====== Source material

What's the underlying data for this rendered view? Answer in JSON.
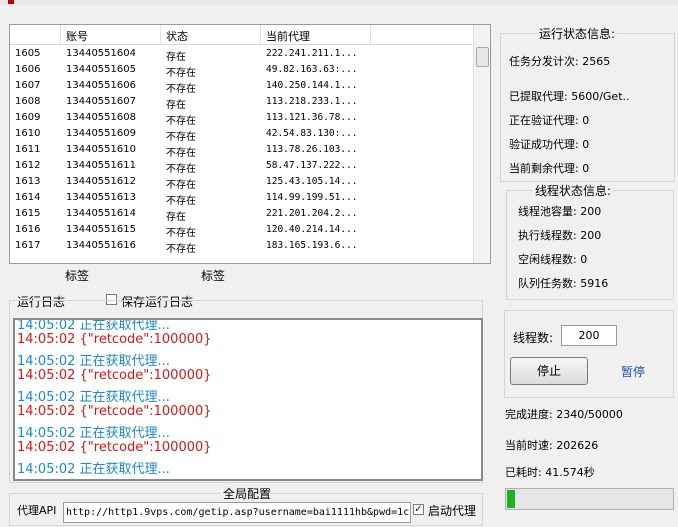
{
  "table": {
    "headers": [
      "",
      "账号",
      "状态",
      "当前代理"
    ],
    "rows": [
      [
        "1605",
        "13440551604",
        "存在",
        "222.241.211.1..."
      ],
      [
        "1606",
        "13440551605",
        "不存在",
        "49.82.163.63:..."
      ],
      [
        "1607",
        "13440551606",
        "不存在",
        "140.250.144.1..."
      ],
      [
        "1608",
        "13440551607",
        "存在",
        "113.218.233.1..."
      ],
      [
        "1609",
        "13440551608",
        "不存在",
        "113.121.36.78..."
      ],
      [
        "1610",
        "13440551609",
        "不存在",
        "42.54.83.130:..."
      ],
      [
        "1611",
        "13440551610",
        "不存在",
        "113.78.26.103..."
      ],
      [
        "1612",
        "13440551611",
        "不存在",
        "58.47.137.222..."
      ],
      [
        "1613",
        "13440551612",
        "不存在",
        "125.43.105.14..."
      ],
      [
        "1614",
        "13440551613",
        "不存在",
        "114.99.199.51..."
      ],
      [
        "1615",
        "13440551614",
        "存在",
        "221.201.204.2..."
      ],
      [
        "1616",
        "13440551615",
        "不存在",
        "120.40.214.14..."
      ],
      [
        "1617",
        "13440551616",
        "不存在",
        "183.165.193.6..."
      ]
    ]
  },
  "labels": {
    "label1": "标签",
    "label2": "标签"
  },
  "log": {
    "title": "运行日志",
    "save_checkbox_label": "保存运行日志",
    "lines": [
      {
        "text": "14:05:02 正在获取代理...",
        "color": "#1a8ad4"
      },
      {
        "text": "14:05:02 {\"retcode\":100000}",
        "color": "#e01414"
      },
      {
        "text": "14:05:02 正在获取代理...",
        "color": "#1a8ad4"
      },
      {
        "text": "14:05:02 {\"retcode\":100000}",
        "color": "#e01414"
      },
      {
        "text": "14:05:02 正在获取代理...",
        "color": "#1a8ad4"
      },
      {
        "text": "14:05:02 {\"retcode\":100000}",
        "color": "#e01414"
      },
      {
        "text": "14:05:02 正在获取代理...",
        "color": "#1a8ad4"
      },
      {
        "text": "14:05:02 {\"retcode\":100000}",
        "color": "#e01414"
      },
      {
        "text": "14:05:02 正在获取代理...",
        "color": "#1a8ad4"
      }
    ]
  },
  "global_config": {
    "title": "全局配置",
    "api_label": "代理API",
    "api_value": "http://http1.9vps.com/getip.asp?username=bai1111hb&pwd=1c",
    "auto_proxy_label": "启动代理",
    "auto_proxy_checked": true
  },
  "run_status": {
    "title": "运行状态信息:",
    "dispatch": "任务分发计次: 2565",
    "extracted": "已提取代理: 5600/Get..",
    "verifying": "正在验证代理: 0",
    "verified": "验证成功代理: 0",
    "remaining": "当前剩余代理: 0"
  },
  "thread_status": {
    "title": "线程状态信息:",
    "pool": "线程池容量: 200",
    "executing": "执行线程数: 200",
    "idle": "空闲线程数: 0",
    "queue": "队列任务数: 5916"
  },
  "controls": {
    "thread_label": "线程数:",
    "thread_value": "200",
    "stop_label": "停止",
    "pause_label": "暂停"
  },
  "stats": {
    "progress_text": "完成进度: 2340/50000",
    "speed_text": "当前时速: 202626",
    "elapsed_text": "已耗时: 41.574秒",
    "progress_fraction": 0.0468,
    "progress_color": "#22b022"
  }
}
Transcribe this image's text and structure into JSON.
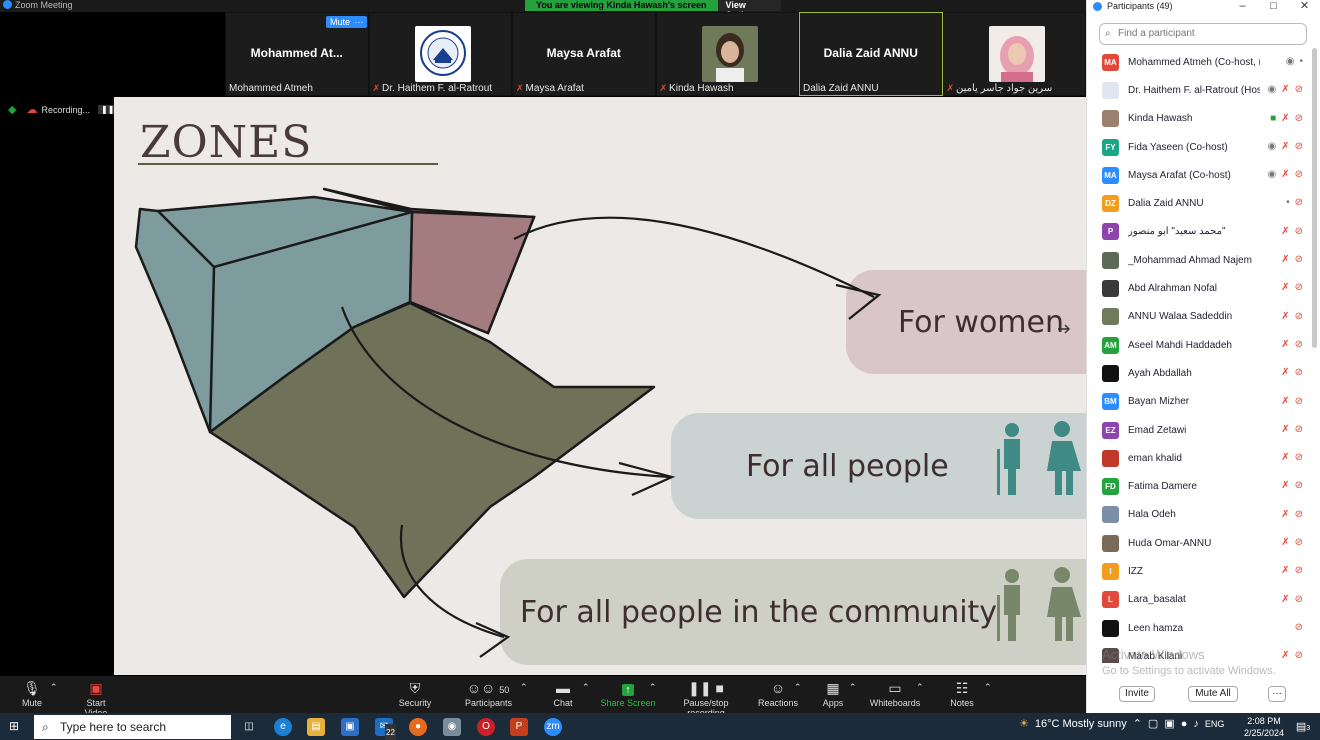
{
  "window": {
    "title": "Zoom Meeting"
  },
  "banner": {
    "viewing": "You are viewing Kinda Hawash's screen",
    "view_options": "View Options"
  },
  "thumbs": [
    {
      "big": "Mohammed  At...",
      "label": "Mohammed Atmeh",
      "muted": false
    },
    {
      "big": "",
      "label": "Dr. Haithem F. al-Ratrout",
      "muted": true
    },
    {
      "big": "Maysa Arafat",
      "label": "Maysa Arafat",
      "muted": true
    },
    {
      "big": "",
      "label": "Kinda Hawash",
      "muted": true
    },
    {
      "big": "Dalia Zaid ANNU",
      "label": "Dalia Zaid ANNU",
      "muted": false
    },
    {
      "big": "",
      "label": "سرين جواد جاسر يامين",
      "muted": true
    }
  ],
  "mute_badge": "Mute",
  "more_badge": "···",
  "recording": {
    "label": "Recording..."
  },
  "slide": {
    "title": "ZONES",
    "zones": [
      "For women",
      "For all people",
      "For all people in the community"
    ]
  },
  "panel": {
    "title": "Participants (49)",
    "search_placeholder": "Find a participant",
    "participants": [
      {
        "initials": "MA",
        "color": "#e0493b",
        "name": "Mohammed Atmeh (Co-host, me)",
        "icons": "cam mic"
      },
      {
        "initials": "",
        "color": "#dfe6ef",
        "name": "Dr. Haithem F. al-Ratrout (Host)",
        "icons": "cam mute vid"
      },
      {
        "initials": "",
        "color": "#9b8070",
        "name": "Kinda Hawash",
        "icons": "share mute vid"
      },
      {
        "initials": "FY",
        "color": "#1aa687",
        "name": "Fida Yaseen (Co-host)",
        "icons": "cam mute vid"
      },
      {
        "initials": "MA",
        "color": "#2d8cff",
        "name": "Maysa Arafat (Co-host)",
        "icons": "cam mute vid"
      },
      {
        "initials": "DZ",
        "color": "#f29d1d",
        "name": "Dalia Zaid ANNU",
        "icons": "mic vid"
      },
      {
        "initials": "P",
        "color": "#8e44ad",
        "name": "محمد سعيد\" ابو منصور\"",
        "icons": "mute vid"
      },
      {
        "initials": "",
        "color": "#5d6a57",
        "name": "_Mohammad Ahmad Najem",
        "icons": "mute vid"
      },
      {
        "initials": "",
        "color": "#3a3a3a",
        "name": "Abd Alrahman Nofal",
        "icons": "mute vid"
      },
      {
        "initials": "",
        "color": "#6f7b5c",
        "name": "ANNU Walaa Sadeddin",
        "icons": "mute vid"
      },
      {
        "initials": "AM",
        "color": "#23a23d",
        "name": "Aseel Mahdi Haddadeh",
        "icons": "mute vid"
      },
      {
        "initials": "",
        "color": "#111111",
        "name": "Ayah Abdallah",
        "icons": "mute vid"
      },
      {
        "initials": "BM",
        "color": "#2d8cff",
        "name": "Bayan Mizher",
        "icons": "mute vid"
      },
      {
        "initials": "EZ",
        "color": "#8e44ad",
        "name": "Emad Zetawi",
        "icons": "mute vid"
      },
      {
        "initials": "",
        "color": "#c0392b",
        "name": "eman khalid",
        "icons": "mute vid"
      },
      {
        "initials": "FD",
        "color": "#23a23d",
        "name": "Fatima Damere",
        "icons": "mute vid"
      },
      {
        "initials": "",
        "color": "#7d8fa6",
        "name": "Hala Odeh",
        "icons": "mute vid"
      },
      {
        "initials": "",
        "color": "#7a6a5a",
        "name": "Huda Omar-ANNU",
        "icons": "mute vid"
      },
      {
        "initials": "I",
        "color": "#f29d1d",
        "name": "IZZ",
        "icons": "mute vid"
      },
      {
        "initials": "L",
        "color": "#e0493b",
        "name": "Lara_basalat",
        "icons": "mute vid"
      },
      {
        "initials": "",
        "color": "#111111",
        "name": "Leen hamza",
        "icons": "vid"
      },
      {
        "initials": "",
        "color": "#5a4a4a",
        "name": "Ma'ab Kilani",
        "icons": "mute vid"
      }
    ],
    "invite": "Invite",
    "mute_all": "Mute All",
    "more": "···"
  },
  "activate": {
    "line1": "Activate Windows",
    "line2": "Go to Settings to activate Windows."
  },
  "toolbar": {
    "mute": "Mute",
    "start_video": "Start Video",
    "security": "Security",
    "participants": "Participants",
    "participants_count": "50",
    "chat": "Chat",
    "share_screen": "Share Screen",
    "pause_recording": "Pause/stop recording",
    "reactions": "Reactions",
    "apps": "Apps",
    "whiteboards": "Whiteboards",
    "notes": "Notes"
  },
  "taskbar": {
    "search_placeholder": "Type here to search",
    "mail_badge": "22",
    "weather": "16°C  Mostly sunny",
    "lang": "ENG",
    "time": "2:08 PM",
    "date": "2/25/2024",
    "notif_count": "3"
  },
  "colors": {
    "zoom_blue": "#2d8cff",
    "muted_red": "#e0493b",
    "share_green": "#23a23d",
    "slide_bg": "#ede9e6"
  }
}
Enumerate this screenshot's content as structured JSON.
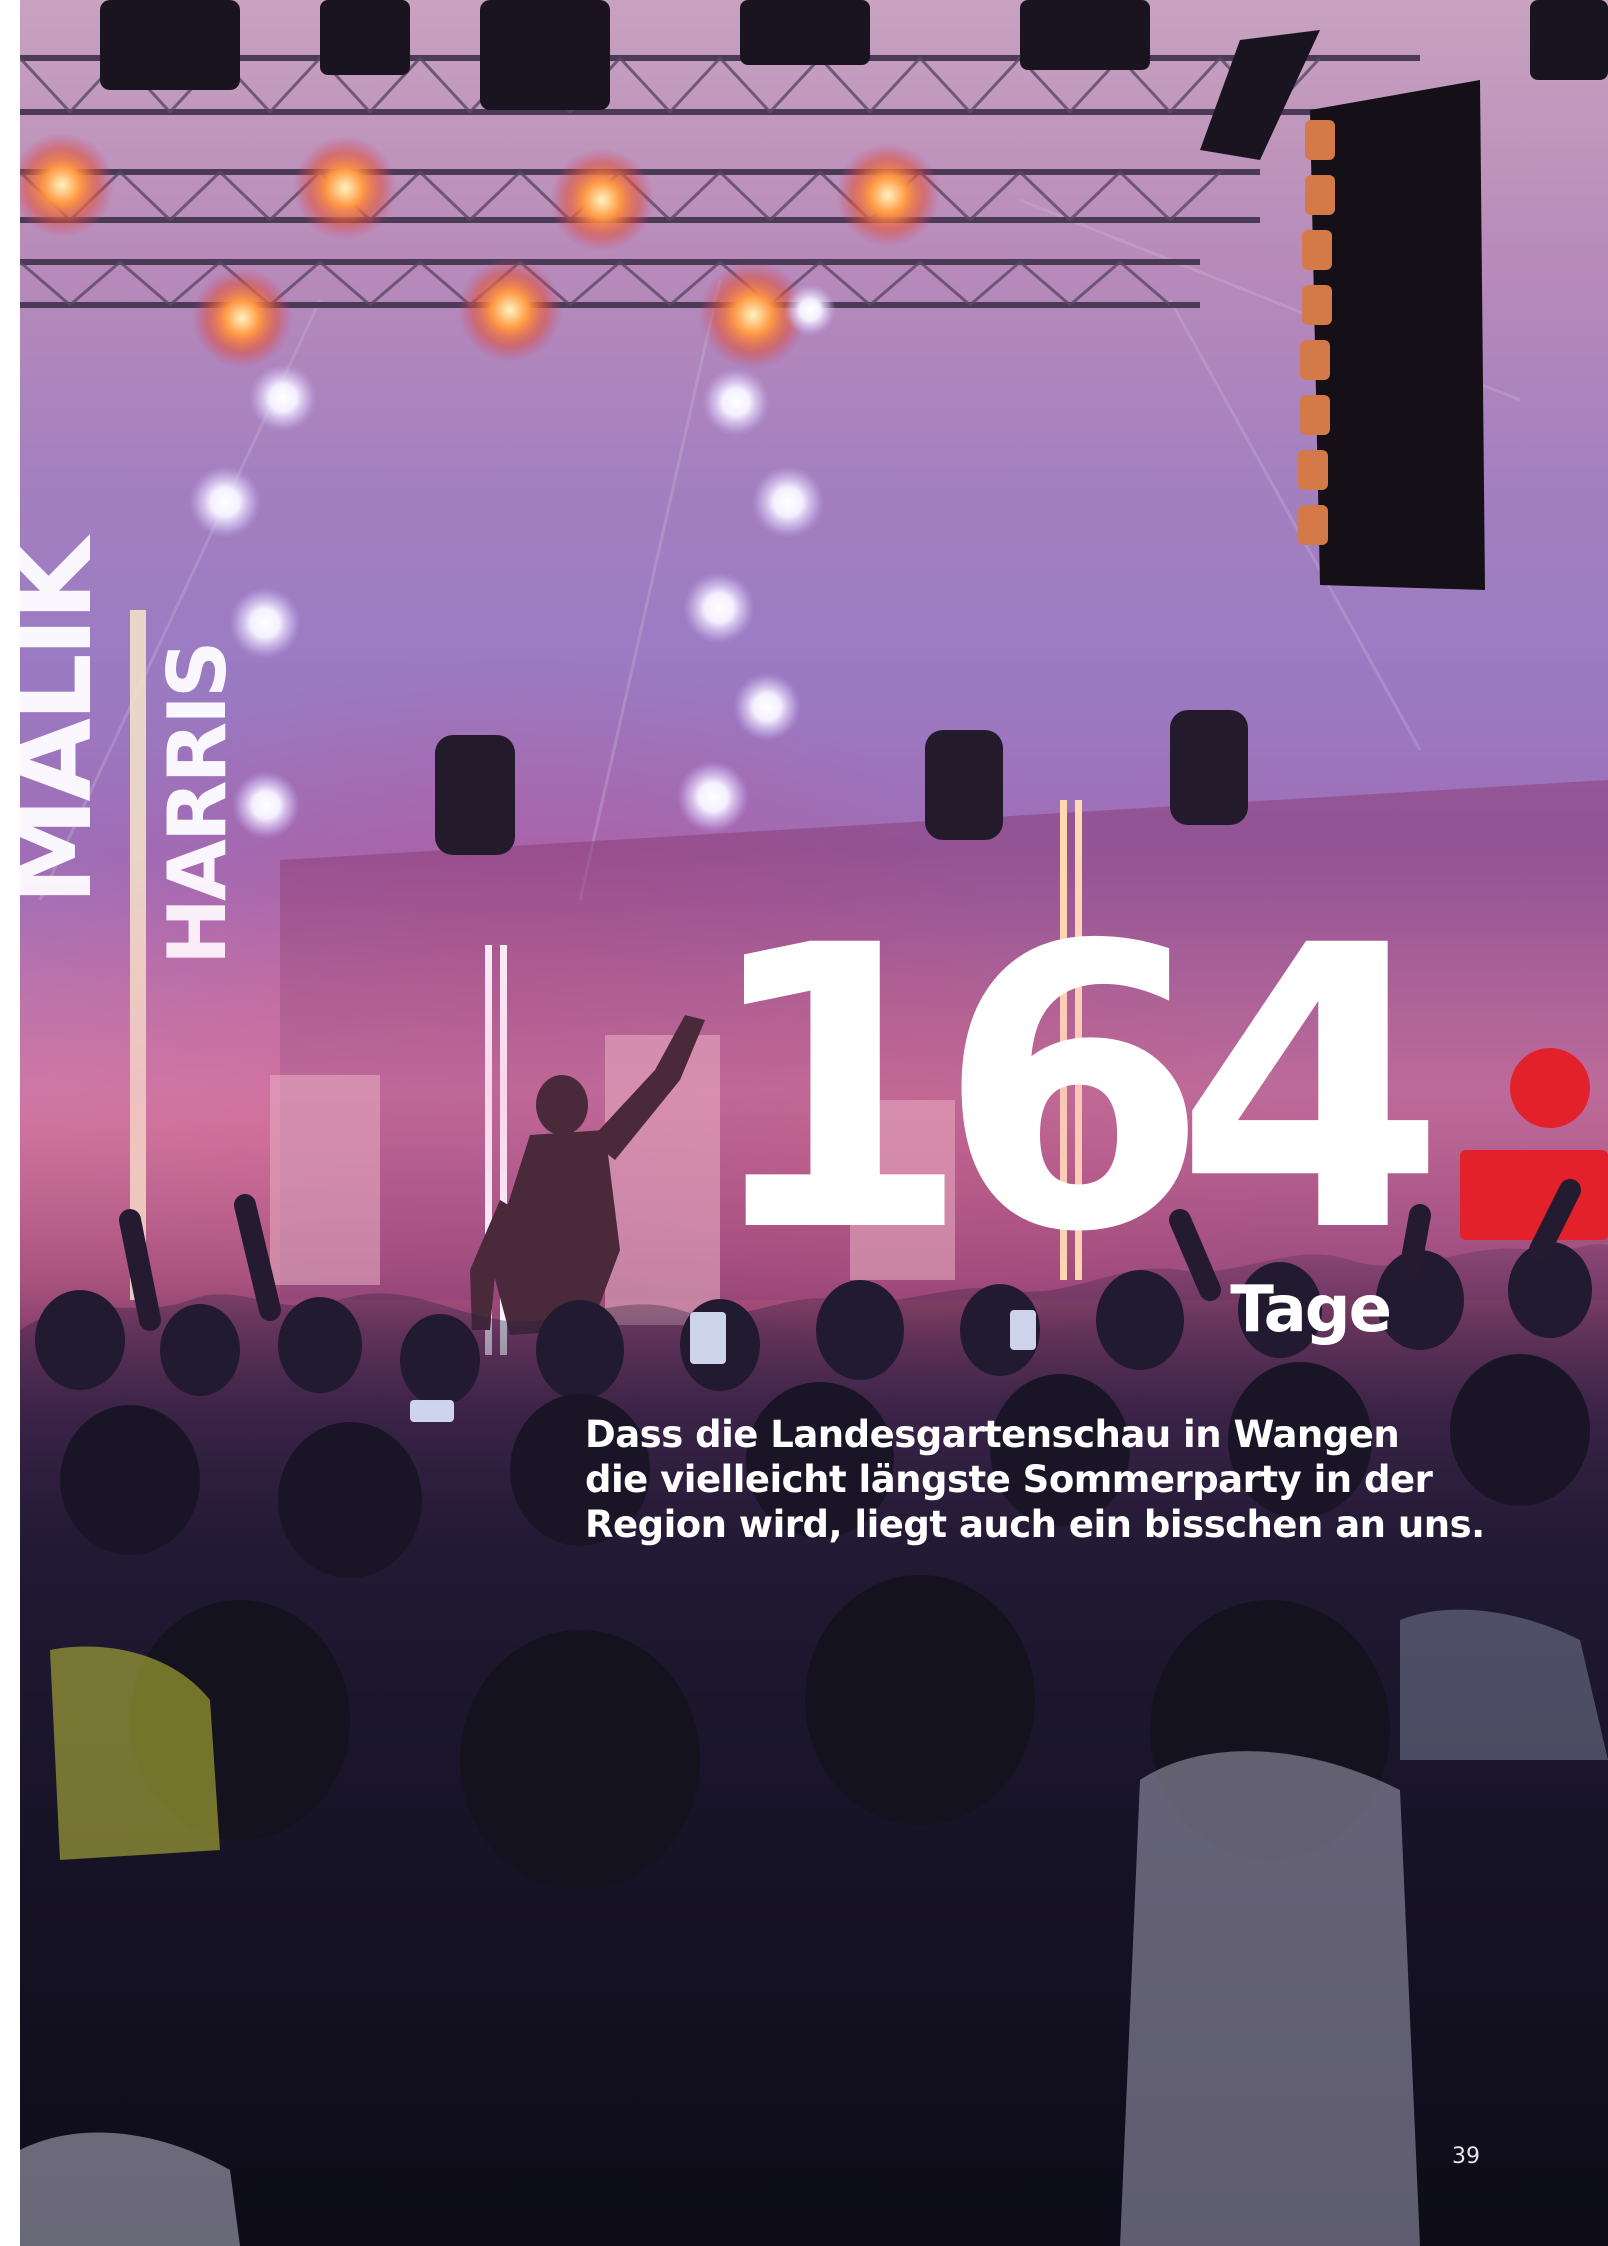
{
  "photo": {
    "description_icon": "concert-photo",
    "stage_sign": [
      "MALIK",
      "HARRIS"
    ],
    "palette": {
      "haze_top": "#c8a2bf",
      "haze_mid": "#a37fc0",
      "stage_glow": "#c06090",
      "crowd_dark": "#151327",
      "lamp_orange": "#ff8a3d",
      "lamp_white": "#f4f0ff",
      "logo_red": "#e3212b"
    }
  },
  "headline": {
    "number": "164",
    "unit": "Tage"
  },
  "claim": {
    "lines": [
      "Dass die Landesgartenschau in Wangen",
      "die vielleicht längste Sommerparty in der",
      "Region wird, liegt auch ein bisschen an uns."
    ]
  },
  "footer": {
    "page_number": "39"
  }
}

============

▸ **Your task**
Give back word for word the lines from the one containing "Enumerate this screenshot's" through the final line of the data above. Pictures are to be left out.

▸ **Correct result**
Enumerate this screenshot's content as structured JSON.
{
  "photo": {
    "description_icon": "concert-photo",
    "stage_sign": [
      "MALIK",
      "HARRIS"
    ],
    "palette": {
      "haze_top": "#c8a2bf",
      "haze_mid": "#a37fc0",
      "stage_glow": "#c06090",
      "crowd_dark": "#151327",
      "lamp_orange": "#ff8a3d",
      "lamp_white": "#f4f0ff",
      "logo_red": "#e3212b"
    }
  },
  "headline": {
    "number": "164",
    "unit": "Tage"
  },
  "claim": {
    "lines": [
      "Dass die Landesgartenschau in Wangen",
      "die vielleicht längste Sommerparty in der",
      "Region wird, liegt auch ein bisschen an uns."
    ]
  },
  "footer": {
    "page_number": "39"
  }
}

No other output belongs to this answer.